◆ **Article**
------------------------

# Shipping ?



## Uk-Girl (Feb 3, 2010)

Hi,
Could anyone advise me on good and reliable shipping companies from the Uk?
My shipment would be quite small. Just clothes, shoes, bedding, a few ornaments and pictures and a 2 draw filing cabinet. 
Thanks very much lane:


----------



## Musical (Feb 8, 2011)

Uk-Girl said:


> Hi,
> Could anyone advise me on good and reliable shipping companies from the Uk?
> My shipment would be quite small. Just clothes, shoes, bedding, a few ornaments and pictures and a 2 draw filing cabinet.
> Thanks very much lane:


I am looking for the same information: my wife and I are moving to Cairo next month... I have found a number of companies advertising small removals of personal effects by searching Google for 'shipping from UK to Egypt". They provide reasonably similar quotations, but I am concerned about quality and reliability of services. I have also heard that there can be problems with Egyptian customs when importing personal effects such as clothing etc. I also wish to bring a couple of large musical instruments... I have posted for information regarding these before without success.

I would be really grateful for any help on the above issues, or just to be pointed towards any useful information would be grand.


----------



## MaidenScotland (Jun 6, 2009)

The trouble with giving information on customs etc is that nothing is written in stone..and each shipment will be different according to the customs office who deals with it. Why bother paying for a filing cabinet to be shipped you can buy those easily in Egypt, send your bedding etc as cargo by plane or even check out how much it will cost you to bring it as excess luggage.. booking on line is much cheaper than turning up at the airport with it plus it will save you all the hassle of going through customs.


----------



## canuck2010 (Jan 13, 2010)

DHL works, but pricey.


----------



## gerhardme1954 (Jul 6, 2011)

My advise. Arrive with a suitcase, and buy as you go along. When you leave, have a sale...


----------

------------------------

◆ **Exercise requirements**
Please summarize the shipping thread above in two sentences.

(Layout coordinates)
------------------------

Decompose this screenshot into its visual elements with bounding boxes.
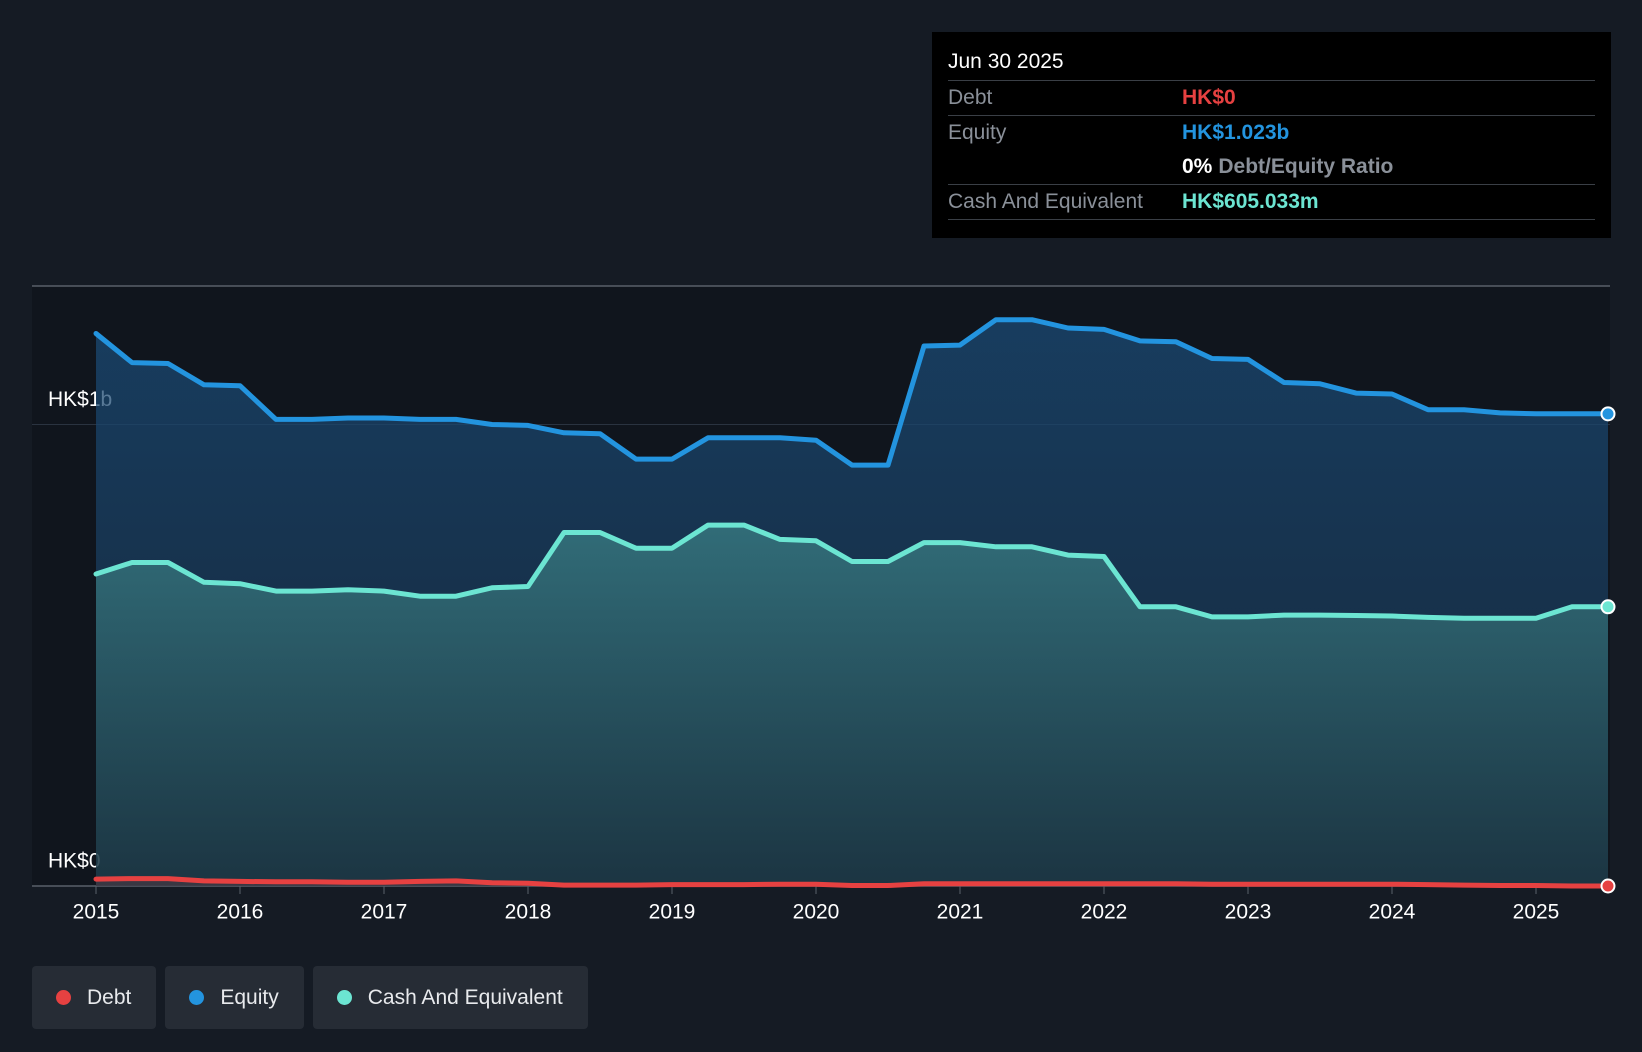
tooltip-label: Cash And Equivalent xyxy=(948,190,1182,214)
x-tick-label: 2025 xyxy=(1513,901,1560,924)
legend: Debt Equity Cash And Equivalent xyxy=(32,966,588,1029)
tooltip-row: Cash And EquivalentHK$605.033m xyxy=(948,184,1595,220)
x-tick-label: 2024 xyxy=(1369,901,1416,924)
tooltip-note: Debt/Equity Ratio xyxy=(1218,155,1393,179)
tooltip: Jun 30 2025 DebtHK$0 EquityHK$1.023b 0%D… xyxy=(932,32,1611,238)
tooltip-row: DebtHK$0 xyxy=(948,80,1595,115)
tooltip-row: 0%Debt/Equity Ratio xyxy=(948,150,1595,184)
x-tick-label: 2023 xyxy=(1225,901,1272,924)
x-tick-label: 2015 xyxy=(73,901,120,924)
legend-label: Cash And Equivalent xyxy=(368,986,563,1010)
legend-label: Debt xyxy=(87,986,131,1010)
end-point xyxy=(1602,880,1615,893)
legend-swatch xyxy=(189,990,204,1005)
tooltip-date: Jun 30 2025 xyxy=(948,44,1595,80)
tooltip-value: HK$605.033m xyxy=(1182,190,1319,214)
legend-label: Equity xyxy=(220,986,278,1010)
x-tick-label: 2016 xyxy=(217,901,264,924)
x-tick-label: 2020 xyxy=(793,901,840,924)
x-tick-label: 2021 xyxy=(937,901,984,924)
y-tick-label: HK$0 xyxy=(48,850,101,873)
legend-swatch xyxy=(337,990,352,1005)
legend-item[interactable]: Equity xyxy=(165,966,303,1029)
legend-item[interactable]: Cash And Equivalent xyxy=(313,966,588,1029)
tooltip-label: Equity xyxy=(948,121,1182,145)
tooltip-label: Debt xyxy=(948,86,1182,110)
tooltip-value: HK$0 xyxy=(1182,86,1236,110)
x-tick-label: 2022 xyxy=(1081,901,1128,924)
x-tick-label: 2019 xyxy=(649,901,696,924)
end-point xyxy=(1602,407,1615,420)
tooltip-value: 0% xyxy=(1182,155,1212,179)
x-tick-label: 2018 xyxy=(505,901,552,924)
legend-swatch xyxy=(56,990,71,1005)
end-point xyxy=(1602,600,1615,613)
x-tick-label: 2017 xyxy=(361,901,408,924)
tooltip-value: HK$1.023b xyxy=(1182,121,1289,145)
legend-item[interactable]: Debt xyxy=(32,966,156,1029)
tooltip-row: EquityHK$1.023b xyxy=(948,115,1595,150)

------------------------

◆ **Answer to the problem**
A member asks for reliable shipping companies from the UK for a small shipment of clothes, shoes, bedding, ornaments, pictures and a filing cabinet, and another member moving to Cairo asks for the same information, with concerns about service quality and Egyptian customs. Replies say customs treatment depends on the office handling each shipment, suggest buying a filing cabinet in Egypt and sending other items as air cargo or excess luggage, call DHL workable but pricey, and advise arriving with a suitcase and buying things along the way.